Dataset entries
★ ★ ★ ★ ★ ★ ★

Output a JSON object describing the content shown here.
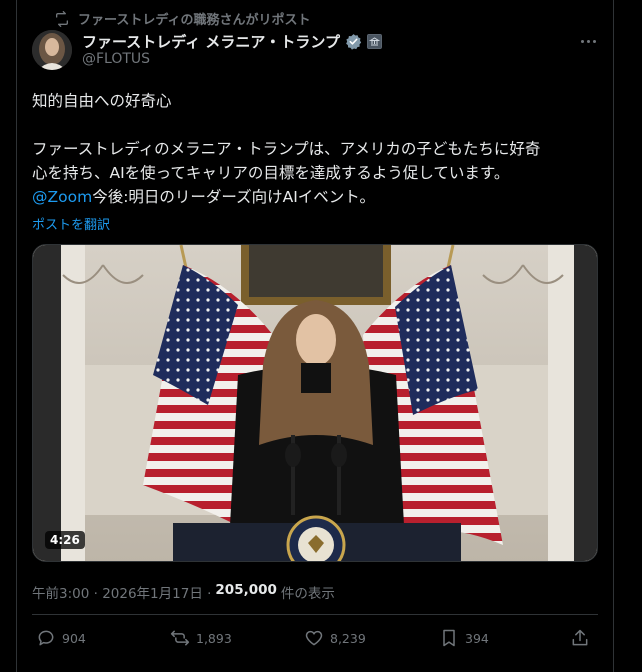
{
  "repost_label": "ファーストレディの職務さんがリポスト",
  "author": {
    "display_name": "ファーストレディ メラニア・トランプ",
    "handle": "@FLOTUS"
  },
  "post": {
    "line1": "知的自由への好奇心",
    "line2a": "ファーストレディのメラニア・トランプは、アメリカの子どもたちに好奇",
    "line2b": "心を持ち、AIを使ってキャリアの目標を達成するよう促しています。",
    "mention": "@Zoom",
    "line3_rest": "今後:明日のリーダーズ向けAIイベント。",
    "translate_label": "ポストを翻訳"
  },
  "video": {
    "duration": "4:26"
  },
  "meta": {
    "timestamp": "午前3:00 · 2026年1月17日 ·",
    "views_count": "205,000",
    "views_label": "件の表示"
  },
  "actions": {
    "replies": "904",
    "reposts": "1,893",
    "likes": "8,239",
    "bookmarks": "394"
  },
  "colors": {
    "background": "#000000",
    "text_primary": "#e7e9ea",
    "text_secondary": "#71767b",
    "link": "#1d9bf0",
    "divider": "#2f3336",
    "verified_badge": "#829aab"
  }
}
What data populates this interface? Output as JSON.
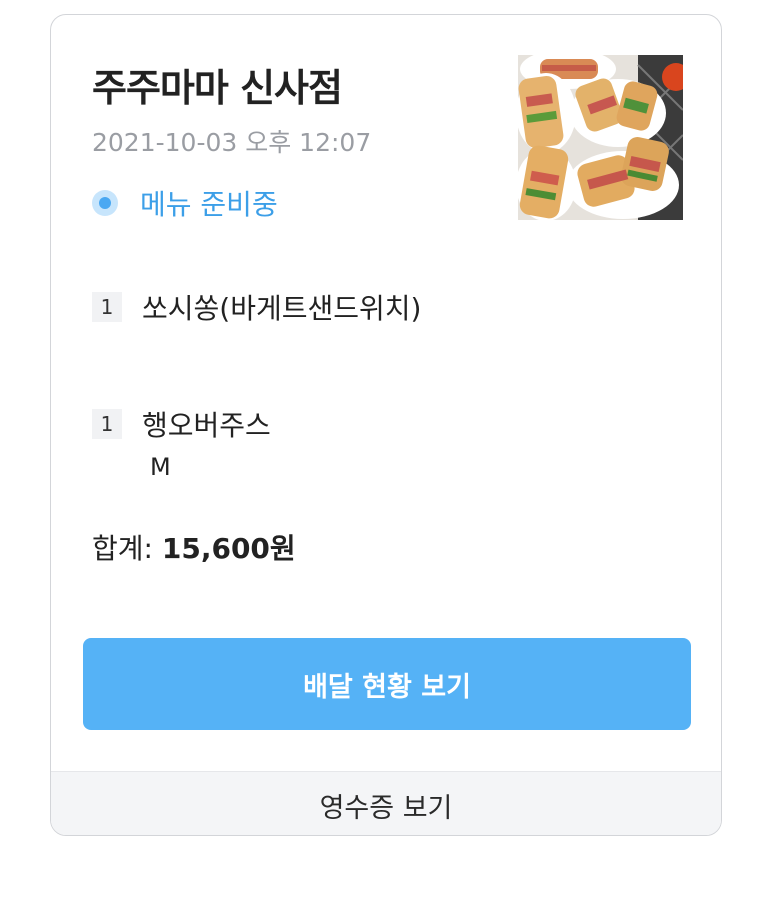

★ ★ ★ ★ ★ ★ ★

## WHAT YOU ARE ASKED TO DO
Quote the preceding records in their entirety, excluding every picture.

## ANSWER
Output a JSON object describing the content shown here.
{
  "repost_label": "ファーストレディの職務さんがリポスト",
  "author": {
    "display_name": "ファーストレディ メラニア・トランプ",
    "handle": "@FLOTUS"
  },
  "post": {
    "line1": "知的自由への好奇心",
    "line2a": "ファーストレディのメラニア・トランプは、アメリカの子どもたちに好奇",
    "line2b": "心を持ち、AIを使ってキャリアの目標を達成するよう促しています。",
    "mention": "@Zoom",
    "line3_rest": "今後:明日のリーダーズ向けAIイベント。",
    "translate_label": "ポストを翻訳"
  },
  "video": {
    "duration": "4:26"
  },
  "meta": {
    "timestamp": "午前3:00 · 2026年1月17日 ·",
    "views_count": "205,000",
    "views_label": "件の表示"
  },
  "actions": {
    "replies": "904",
    "reposts": "1,893",
    "likes": "8,239",
    "bookmarks": "394"
  },
  "colors": {
    "background": "#000000",
    "text_primary": "#e7e9ea",
    "text_secondary": "#71767b",
    "link": "#1d9bf0",
    "divider": "#2f3336",
    "verified_badge": "#829aab"
  }
}
What data populates this interface? Output as JSON.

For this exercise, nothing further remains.